▶ **TEXT PROVIDED**:

You might consider a implementing some kind of time-out for the connect. To do this, set the socket to non-blocking mode. Then call connect(), and then use select() to wait for a response with a timeout.
SPOILER Example of ConnectWithTimeout() for Linux
I have the following issue here: I want to write a server streaming data on a UDP socket on a specific port, and clients should be able to connect to it and receive the data that is being sent out without too much hassle: they just connect, and from the moment they start they should get data using recvfrom from the server.
I have some problems with setting up the network related parts. So, here is a rough piece of code that I try to make work:
int udpSock = socket(AF_INET, SOCK_DGRAM, 0);
if(udpSock == -1)
{
perror("Could not create audio output socket");
exit(1);
}
struct sockaddr_in *sin = (struct sockaddr_in*)&gOutgoingAddr;
sin->sin_port = htons(40200);
if(bind(udpSock, (const sockaddr*)sin, sizeof(struct sockaddr_in)) == -1)

▶ **EXTRACTED ENTRIES**:

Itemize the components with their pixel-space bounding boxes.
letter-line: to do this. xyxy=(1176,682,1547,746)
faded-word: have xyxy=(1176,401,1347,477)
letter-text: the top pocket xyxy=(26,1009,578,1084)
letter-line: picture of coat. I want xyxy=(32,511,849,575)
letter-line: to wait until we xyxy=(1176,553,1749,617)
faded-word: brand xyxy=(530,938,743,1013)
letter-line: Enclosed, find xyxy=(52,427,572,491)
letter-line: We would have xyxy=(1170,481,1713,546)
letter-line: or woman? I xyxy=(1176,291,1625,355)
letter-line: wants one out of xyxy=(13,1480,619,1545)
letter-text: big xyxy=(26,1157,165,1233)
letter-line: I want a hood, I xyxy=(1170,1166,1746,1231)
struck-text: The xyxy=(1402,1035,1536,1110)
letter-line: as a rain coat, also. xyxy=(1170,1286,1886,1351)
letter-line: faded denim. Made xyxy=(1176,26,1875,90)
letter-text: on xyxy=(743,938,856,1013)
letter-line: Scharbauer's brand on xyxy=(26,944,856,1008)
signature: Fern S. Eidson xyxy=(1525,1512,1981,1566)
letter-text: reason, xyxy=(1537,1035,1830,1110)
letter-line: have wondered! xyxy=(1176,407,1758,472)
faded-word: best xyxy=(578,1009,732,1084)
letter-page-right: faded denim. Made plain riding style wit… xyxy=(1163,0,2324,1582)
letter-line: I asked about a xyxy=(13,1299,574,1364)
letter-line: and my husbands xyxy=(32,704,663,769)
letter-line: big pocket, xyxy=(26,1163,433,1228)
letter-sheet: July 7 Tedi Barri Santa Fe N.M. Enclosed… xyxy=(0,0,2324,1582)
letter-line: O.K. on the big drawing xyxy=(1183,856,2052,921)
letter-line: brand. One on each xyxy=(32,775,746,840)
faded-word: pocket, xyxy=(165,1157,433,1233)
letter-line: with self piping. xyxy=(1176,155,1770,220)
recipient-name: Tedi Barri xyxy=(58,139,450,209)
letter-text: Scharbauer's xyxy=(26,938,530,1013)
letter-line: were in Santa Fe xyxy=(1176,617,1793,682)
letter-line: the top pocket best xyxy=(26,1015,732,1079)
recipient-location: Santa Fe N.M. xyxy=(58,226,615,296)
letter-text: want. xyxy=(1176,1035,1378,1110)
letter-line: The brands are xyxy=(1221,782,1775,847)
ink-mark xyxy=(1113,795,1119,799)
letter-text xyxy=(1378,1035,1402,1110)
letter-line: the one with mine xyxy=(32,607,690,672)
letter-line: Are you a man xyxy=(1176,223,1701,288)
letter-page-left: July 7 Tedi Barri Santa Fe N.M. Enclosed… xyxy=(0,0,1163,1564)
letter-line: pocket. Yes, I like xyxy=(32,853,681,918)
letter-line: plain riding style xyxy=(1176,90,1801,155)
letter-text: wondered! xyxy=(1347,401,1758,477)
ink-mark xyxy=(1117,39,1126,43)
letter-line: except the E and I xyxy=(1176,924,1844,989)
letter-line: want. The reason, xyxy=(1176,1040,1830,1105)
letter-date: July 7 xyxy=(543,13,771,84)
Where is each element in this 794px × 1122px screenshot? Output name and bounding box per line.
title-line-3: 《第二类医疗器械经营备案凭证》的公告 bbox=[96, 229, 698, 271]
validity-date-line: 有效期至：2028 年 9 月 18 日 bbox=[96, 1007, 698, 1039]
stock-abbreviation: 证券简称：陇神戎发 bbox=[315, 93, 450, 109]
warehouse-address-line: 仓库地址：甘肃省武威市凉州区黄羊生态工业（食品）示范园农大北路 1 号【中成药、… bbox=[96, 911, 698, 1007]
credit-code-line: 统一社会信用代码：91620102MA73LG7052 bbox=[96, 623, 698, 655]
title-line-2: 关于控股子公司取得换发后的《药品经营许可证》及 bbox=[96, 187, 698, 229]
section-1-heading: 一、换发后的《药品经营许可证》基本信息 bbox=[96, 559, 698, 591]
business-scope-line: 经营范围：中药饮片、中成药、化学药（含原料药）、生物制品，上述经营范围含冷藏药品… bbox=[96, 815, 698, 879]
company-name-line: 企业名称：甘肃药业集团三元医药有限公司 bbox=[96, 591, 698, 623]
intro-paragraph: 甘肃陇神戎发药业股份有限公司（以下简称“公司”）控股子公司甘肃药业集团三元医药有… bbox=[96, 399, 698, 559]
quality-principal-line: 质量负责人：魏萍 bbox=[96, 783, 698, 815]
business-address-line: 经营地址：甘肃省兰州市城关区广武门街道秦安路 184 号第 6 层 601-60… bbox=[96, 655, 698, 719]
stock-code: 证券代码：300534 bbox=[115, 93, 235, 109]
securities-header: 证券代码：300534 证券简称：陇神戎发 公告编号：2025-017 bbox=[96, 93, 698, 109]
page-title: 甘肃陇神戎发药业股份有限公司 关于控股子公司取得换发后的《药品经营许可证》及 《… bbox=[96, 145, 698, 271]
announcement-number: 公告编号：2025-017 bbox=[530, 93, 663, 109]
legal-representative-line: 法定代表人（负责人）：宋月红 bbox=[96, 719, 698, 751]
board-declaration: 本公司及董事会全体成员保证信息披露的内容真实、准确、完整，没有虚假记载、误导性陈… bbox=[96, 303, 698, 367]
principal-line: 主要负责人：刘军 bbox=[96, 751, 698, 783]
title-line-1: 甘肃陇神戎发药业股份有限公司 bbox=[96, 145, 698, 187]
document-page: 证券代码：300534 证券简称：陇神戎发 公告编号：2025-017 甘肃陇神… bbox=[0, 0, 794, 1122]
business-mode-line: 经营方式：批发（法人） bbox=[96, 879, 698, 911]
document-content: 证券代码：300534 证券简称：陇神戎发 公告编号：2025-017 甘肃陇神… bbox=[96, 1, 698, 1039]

▶ **REQUIREMENT**: Carry on the text on UDP sockets from its last line. The items have nothing to do with the text on UDP sockets.

▶ **WRITTEN ANSWER**:
{
perror("Cannot bind audio socket");
exit(1);
}
int buffer_size = 0;
char* data = get_next_buffer(&buffer_size);
while(buffer_size > 0)
{
if(sendto(udpSock, (const void*)(data), buffer_size, 0, NULL, 0) == -1)
{
perror("sendto failure");
}
data = get_next_buffer(&buffer_size);
}
Do not worry about the gOutgoingAddr variable, it is obtained correctly using getifaddrs, it is valid. I am troubled regarding the parametrization of the sendto method, becasue right now the output of the application is:
sendto failure: Destination address required
That's true, because I don't have a destination address, since all the examples I have found till now show when the server gets a client connection, and there is the address. But since I don't have a client yet connected, I'd still want to stream out.
I appreciate all help, I have no idea what Ishould put for the parameters of sendto:
The gOutgoingAddress which is the address where I create the socket? I have tried this, but if I use the tcpdump linux command on the specified port, I get nothing.
Should I create a multicast socket? This somehow makes no sense...
Something else?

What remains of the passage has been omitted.